◆ **What is being asked**: Copy out all lines where "района" appears.
## START Data
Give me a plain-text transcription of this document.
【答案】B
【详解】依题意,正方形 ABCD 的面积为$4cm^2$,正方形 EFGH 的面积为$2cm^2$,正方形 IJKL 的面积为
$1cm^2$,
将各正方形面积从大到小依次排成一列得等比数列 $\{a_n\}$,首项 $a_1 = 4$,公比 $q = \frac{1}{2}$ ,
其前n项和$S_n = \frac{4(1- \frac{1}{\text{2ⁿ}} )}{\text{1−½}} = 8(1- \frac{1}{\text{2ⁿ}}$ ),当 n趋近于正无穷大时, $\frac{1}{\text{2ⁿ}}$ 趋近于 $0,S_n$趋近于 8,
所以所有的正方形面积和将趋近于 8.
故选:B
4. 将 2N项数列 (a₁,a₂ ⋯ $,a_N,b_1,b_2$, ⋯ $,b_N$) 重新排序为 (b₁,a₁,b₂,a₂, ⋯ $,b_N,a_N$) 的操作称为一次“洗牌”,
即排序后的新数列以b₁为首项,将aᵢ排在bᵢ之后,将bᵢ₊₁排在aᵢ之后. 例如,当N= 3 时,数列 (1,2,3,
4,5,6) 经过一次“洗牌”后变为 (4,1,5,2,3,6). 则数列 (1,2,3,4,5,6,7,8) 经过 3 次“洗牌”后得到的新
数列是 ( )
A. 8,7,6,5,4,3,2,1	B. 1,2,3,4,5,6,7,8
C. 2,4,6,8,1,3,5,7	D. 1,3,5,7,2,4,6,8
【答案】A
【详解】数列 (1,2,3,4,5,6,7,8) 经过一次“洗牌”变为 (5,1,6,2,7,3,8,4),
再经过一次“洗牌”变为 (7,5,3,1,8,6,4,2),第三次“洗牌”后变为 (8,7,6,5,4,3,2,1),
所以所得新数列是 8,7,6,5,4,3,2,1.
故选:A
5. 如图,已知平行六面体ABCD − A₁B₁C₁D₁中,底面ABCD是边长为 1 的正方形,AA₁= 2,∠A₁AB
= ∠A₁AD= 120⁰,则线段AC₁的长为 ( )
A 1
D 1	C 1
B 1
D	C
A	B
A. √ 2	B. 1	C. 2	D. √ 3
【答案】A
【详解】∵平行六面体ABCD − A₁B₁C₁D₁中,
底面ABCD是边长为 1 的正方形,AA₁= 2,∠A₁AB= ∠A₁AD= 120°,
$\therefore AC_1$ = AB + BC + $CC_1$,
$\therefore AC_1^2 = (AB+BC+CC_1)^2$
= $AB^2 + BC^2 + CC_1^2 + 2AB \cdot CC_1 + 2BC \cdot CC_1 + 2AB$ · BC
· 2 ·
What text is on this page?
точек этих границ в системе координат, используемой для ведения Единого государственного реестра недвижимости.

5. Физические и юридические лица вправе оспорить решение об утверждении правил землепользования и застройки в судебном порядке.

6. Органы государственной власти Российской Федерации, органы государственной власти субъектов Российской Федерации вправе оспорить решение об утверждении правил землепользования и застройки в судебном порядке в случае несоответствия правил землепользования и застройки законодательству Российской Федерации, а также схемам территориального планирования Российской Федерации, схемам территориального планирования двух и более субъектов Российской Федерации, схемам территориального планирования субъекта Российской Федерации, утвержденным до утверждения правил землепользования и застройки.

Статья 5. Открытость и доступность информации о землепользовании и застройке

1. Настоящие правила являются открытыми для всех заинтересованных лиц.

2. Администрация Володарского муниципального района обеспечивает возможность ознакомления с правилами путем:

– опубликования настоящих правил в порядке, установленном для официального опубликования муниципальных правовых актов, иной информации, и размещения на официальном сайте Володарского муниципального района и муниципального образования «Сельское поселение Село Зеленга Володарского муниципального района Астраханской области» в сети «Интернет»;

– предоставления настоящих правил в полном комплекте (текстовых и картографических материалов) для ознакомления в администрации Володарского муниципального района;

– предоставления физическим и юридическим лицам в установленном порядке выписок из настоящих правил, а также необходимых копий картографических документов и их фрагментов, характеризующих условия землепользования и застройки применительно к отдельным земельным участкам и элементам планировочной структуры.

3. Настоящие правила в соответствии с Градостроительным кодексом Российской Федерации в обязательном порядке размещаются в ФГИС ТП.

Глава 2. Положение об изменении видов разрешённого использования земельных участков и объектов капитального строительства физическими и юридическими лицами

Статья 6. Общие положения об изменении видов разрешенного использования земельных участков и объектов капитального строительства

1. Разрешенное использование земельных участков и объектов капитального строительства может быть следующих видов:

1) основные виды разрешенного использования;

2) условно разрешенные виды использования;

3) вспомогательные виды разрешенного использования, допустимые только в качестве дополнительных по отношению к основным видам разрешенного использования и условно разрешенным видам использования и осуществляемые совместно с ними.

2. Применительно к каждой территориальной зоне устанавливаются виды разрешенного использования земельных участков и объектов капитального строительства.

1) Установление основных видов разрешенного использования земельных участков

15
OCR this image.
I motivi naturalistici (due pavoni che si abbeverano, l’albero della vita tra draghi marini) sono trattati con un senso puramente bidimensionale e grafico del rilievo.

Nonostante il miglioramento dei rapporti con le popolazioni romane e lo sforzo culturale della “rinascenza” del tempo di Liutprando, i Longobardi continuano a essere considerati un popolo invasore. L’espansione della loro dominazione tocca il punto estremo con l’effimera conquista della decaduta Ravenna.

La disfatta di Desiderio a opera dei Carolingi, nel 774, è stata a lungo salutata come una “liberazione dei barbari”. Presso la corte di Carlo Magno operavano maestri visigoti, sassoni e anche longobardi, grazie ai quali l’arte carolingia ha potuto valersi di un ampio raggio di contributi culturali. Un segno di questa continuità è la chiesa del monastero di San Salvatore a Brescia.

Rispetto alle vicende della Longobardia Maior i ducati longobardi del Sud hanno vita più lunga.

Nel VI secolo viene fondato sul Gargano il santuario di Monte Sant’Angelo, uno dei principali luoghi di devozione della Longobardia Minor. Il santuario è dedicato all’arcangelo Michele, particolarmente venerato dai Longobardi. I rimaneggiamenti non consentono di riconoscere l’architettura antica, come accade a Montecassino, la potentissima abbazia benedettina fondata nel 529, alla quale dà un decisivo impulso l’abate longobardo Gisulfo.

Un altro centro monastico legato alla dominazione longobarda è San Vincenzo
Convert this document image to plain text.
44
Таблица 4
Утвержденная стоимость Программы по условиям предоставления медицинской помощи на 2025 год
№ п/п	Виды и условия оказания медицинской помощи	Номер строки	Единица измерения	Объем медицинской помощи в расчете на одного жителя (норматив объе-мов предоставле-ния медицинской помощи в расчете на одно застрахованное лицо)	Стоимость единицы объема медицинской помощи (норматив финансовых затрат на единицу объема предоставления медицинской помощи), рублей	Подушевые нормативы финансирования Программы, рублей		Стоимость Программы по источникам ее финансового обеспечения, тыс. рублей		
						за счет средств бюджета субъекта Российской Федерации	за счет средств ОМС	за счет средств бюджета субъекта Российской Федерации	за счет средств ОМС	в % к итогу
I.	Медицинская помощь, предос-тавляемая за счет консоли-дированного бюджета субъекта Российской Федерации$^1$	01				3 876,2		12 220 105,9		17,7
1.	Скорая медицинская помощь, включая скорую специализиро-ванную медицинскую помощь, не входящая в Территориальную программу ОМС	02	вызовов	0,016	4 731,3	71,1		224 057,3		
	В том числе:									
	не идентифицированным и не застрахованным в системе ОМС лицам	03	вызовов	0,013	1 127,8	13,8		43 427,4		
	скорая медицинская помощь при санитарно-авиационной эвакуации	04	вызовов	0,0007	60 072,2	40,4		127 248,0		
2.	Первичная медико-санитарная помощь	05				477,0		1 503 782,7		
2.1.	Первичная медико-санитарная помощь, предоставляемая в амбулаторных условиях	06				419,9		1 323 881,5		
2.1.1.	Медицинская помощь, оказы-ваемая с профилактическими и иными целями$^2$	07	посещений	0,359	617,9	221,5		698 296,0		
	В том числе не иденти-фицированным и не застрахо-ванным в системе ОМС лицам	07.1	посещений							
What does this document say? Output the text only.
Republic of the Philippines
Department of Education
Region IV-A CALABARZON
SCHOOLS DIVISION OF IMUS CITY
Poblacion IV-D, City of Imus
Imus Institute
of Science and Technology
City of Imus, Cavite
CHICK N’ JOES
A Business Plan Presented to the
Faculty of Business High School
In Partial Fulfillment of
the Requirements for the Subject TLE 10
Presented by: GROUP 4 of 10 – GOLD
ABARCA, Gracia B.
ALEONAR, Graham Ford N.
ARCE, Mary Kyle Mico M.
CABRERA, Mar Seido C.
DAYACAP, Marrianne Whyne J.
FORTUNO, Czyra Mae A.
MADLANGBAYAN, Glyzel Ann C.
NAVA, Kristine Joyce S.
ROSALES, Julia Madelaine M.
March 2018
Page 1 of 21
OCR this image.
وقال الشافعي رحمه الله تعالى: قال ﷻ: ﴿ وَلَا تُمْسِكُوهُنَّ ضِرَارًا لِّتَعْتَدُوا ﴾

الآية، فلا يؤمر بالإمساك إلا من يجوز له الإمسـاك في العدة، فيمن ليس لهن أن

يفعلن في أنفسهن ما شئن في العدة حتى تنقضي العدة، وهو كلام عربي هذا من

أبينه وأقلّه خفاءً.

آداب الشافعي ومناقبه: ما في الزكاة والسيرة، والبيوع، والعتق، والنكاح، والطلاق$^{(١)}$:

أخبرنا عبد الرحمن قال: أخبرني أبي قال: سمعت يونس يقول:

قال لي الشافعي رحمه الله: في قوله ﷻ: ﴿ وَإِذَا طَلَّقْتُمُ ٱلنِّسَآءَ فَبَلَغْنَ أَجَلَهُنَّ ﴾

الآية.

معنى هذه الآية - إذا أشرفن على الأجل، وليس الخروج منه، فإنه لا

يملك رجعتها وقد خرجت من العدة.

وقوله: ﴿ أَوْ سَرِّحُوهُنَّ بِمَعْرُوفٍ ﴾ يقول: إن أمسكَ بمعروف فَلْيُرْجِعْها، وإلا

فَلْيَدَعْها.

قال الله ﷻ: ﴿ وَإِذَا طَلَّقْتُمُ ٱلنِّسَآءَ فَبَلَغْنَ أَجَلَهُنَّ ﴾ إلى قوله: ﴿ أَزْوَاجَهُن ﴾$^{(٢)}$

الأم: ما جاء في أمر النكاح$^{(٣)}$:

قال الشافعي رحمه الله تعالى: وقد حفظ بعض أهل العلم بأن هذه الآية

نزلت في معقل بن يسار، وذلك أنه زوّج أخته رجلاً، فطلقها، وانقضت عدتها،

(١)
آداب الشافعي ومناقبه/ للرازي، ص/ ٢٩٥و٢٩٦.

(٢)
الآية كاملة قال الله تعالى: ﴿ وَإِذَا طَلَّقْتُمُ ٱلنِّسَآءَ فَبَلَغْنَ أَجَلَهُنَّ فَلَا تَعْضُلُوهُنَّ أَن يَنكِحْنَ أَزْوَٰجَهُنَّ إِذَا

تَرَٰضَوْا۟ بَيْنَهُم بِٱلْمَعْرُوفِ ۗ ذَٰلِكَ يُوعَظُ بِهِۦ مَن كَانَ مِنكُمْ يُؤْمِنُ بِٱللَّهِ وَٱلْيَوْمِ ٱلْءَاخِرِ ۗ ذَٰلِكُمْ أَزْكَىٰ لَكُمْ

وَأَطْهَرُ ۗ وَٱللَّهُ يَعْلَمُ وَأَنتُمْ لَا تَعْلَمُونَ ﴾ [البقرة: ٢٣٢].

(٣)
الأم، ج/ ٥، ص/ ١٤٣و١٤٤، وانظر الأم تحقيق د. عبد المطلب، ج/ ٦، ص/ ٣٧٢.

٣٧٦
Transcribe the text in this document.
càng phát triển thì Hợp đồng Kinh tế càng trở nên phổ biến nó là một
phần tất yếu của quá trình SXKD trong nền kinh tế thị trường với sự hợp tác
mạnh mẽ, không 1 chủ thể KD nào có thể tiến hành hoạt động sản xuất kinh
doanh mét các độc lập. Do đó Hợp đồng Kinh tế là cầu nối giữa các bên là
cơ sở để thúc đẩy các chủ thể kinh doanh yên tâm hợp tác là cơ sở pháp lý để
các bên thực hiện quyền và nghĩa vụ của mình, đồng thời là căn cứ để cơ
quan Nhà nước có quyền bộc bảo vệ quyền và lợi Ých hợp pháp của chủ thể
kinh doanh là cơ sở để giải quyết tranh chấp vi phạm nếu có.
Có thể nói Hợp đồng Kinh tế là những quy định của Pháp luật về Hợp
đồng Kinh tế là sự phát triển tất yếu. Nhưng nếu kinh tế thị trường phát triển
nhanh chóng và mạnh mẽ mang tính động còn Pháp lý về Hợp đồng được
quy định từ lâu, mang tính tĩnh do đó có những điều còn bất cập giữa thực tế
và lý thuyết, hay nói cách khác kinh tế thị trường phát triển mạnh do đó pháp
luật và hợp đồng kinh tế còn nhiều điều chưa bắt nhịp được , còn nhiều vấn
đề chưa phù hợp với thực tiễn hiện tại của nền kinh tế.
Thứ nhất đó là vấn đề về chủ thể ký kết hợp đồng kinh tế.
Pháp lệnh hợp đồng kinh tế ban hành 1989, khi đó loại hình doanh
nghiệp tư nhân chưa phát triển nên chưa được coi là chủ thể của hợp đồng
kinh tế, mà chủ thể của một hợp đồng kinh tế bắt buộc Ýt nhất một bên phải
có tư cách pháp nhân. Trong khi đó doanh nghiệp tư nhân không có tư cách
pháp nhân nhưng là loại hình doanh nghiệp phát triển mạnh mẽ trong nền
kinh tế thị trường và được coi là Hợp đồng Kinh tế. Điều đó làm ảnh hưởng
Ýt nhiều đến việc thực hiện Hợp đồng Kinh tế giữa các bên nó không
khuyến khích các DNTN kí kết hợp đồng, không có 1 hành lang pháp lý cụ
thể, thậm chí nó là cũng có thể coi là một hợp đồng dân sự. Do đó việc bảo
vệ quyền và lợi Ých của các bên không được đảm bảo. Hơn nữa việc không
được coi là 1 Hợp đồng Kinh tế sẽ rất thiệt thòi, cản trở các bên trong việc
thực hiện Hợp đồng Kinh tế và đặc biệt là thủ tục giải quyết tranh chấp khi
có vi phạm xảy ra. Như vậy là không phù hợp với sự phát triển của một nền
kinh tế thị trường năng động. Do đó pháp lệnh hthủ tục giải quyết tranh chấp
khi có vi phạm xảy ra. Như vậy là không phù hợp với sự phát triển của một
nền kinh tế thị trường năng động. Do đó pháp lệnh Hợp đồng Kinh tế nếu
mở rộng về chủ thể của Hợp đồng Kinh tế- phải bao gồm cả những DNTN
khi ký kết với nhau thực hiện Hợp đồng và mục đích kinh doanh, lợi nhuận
## END Data
◆ **Task response**:
2. Администрация Володарского муниципального района обеспечивает возможность ознакомления с правилами путем:
– опубликования настоящих правил в порядке, установленном для официального опубликования муниципальных правовых актов, иной информации, и размещения на официальном сайте Володарского муниципального района и муниципального образования «Сельское поселение Село Зеленга Володарского муниципального района Астраханской области» в сети «Интернет»;
– предоставления настоящих правил в полном комплекте (текстовых и картографических материалов) для ознакомления в администрации Володарского муниципального района;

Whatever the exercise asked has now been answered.